WRITTEN TASK – Find the lines holding "were" and copy them.
--- START OF INFORMATION SHOWN ---
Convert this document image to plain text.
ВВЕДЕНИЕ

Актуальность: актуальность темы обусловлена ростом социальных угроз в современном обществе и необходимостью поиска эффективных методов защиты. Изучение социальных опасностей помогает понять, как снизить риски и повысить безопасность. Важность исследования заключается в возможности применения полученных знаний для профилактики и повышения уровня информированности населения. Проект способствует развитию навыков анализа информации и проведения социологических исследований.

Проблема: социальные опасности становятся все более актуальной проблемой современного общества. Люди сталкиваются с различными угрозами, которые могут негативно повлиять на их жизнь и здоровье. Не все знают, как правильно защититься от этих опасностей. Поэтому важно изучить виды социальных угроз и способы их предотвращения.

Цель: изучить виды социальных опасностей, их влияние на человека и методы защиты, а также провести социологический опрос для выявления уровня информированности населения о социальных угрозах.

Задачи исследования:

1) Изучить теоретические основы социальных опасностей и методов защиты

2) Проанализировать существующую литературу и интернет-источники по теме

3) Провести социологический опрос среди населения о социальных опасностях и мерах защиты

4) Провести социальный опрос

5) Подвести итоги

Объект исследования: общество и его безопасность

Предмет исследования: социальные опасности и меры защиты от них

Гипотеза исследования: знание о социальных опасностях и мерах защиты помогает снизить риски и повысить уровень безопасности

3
--- END OF INFORMATION SHOWN ---
--- START OF INFORMATION SHOWN ---
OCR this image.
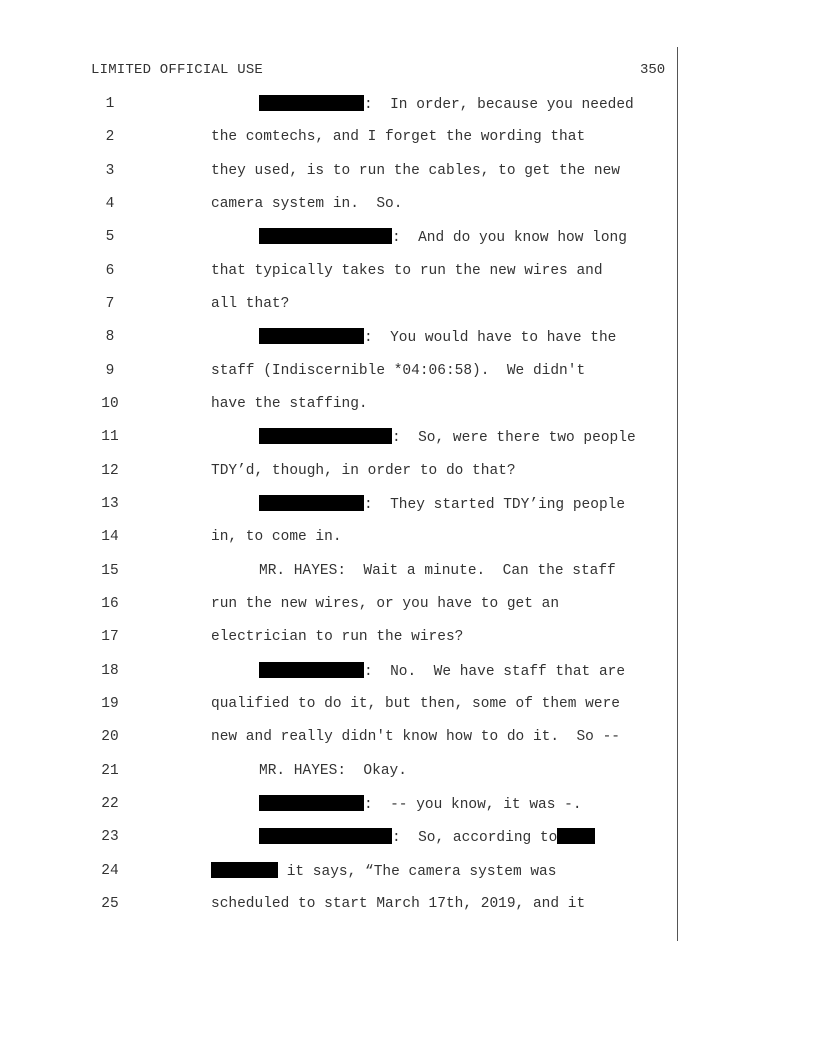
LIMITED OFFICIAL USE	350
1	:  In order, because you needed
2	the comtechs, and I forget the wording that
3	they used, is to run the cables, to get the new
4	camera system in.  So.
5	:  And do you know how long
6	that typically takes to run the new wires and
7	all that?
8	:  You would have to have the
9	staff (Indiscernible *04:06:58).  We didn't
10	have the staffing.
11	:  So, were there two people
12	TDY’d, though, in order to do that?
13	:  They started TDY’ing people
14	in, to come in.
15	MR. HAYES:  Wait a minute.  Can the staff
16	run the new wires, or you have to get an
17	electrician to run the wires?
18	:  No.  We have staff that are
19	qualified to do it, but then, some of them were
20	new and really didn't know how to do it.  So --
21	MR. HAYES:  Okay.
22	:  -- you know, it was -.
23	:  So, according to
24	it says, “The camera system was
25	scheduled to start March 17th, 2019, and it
--- END OF INFORMATION SHOWN ---
--- START OF INFORMATION SHOWN ---
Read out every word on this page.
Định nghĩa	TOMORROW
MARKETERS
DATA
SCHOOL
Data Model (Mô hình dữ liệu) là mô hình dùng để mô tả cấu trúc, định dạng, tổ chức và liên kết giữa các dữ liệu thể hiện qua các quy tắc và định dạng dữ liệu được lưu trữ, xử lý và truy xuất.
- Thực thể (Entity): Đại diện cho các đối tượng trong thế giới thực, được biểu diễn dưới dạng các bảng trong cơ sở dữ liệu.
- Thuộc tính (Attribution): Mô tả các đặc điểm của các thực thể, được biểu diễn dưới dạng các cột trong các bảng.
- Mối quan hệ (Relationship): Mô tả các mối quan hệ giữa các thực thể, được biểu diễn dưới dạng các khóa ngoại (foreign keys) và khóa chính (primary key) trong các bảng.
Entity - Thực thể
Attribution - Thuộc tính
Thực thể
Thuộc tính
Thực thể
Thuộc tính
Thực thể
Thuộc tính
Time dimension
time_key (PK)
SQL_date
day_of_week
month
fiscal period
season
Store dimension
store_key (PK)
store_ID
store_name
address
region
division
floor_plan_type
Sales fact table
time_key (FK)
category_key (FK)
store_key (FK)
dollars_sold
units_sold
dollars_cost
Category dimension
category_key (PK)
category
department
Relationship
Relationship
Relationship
--- END OF INFORMATION SHOWN ---
CORRECT RESPONSE –
11	:  So, were there two people
19	qualified to do it, but then, some of them were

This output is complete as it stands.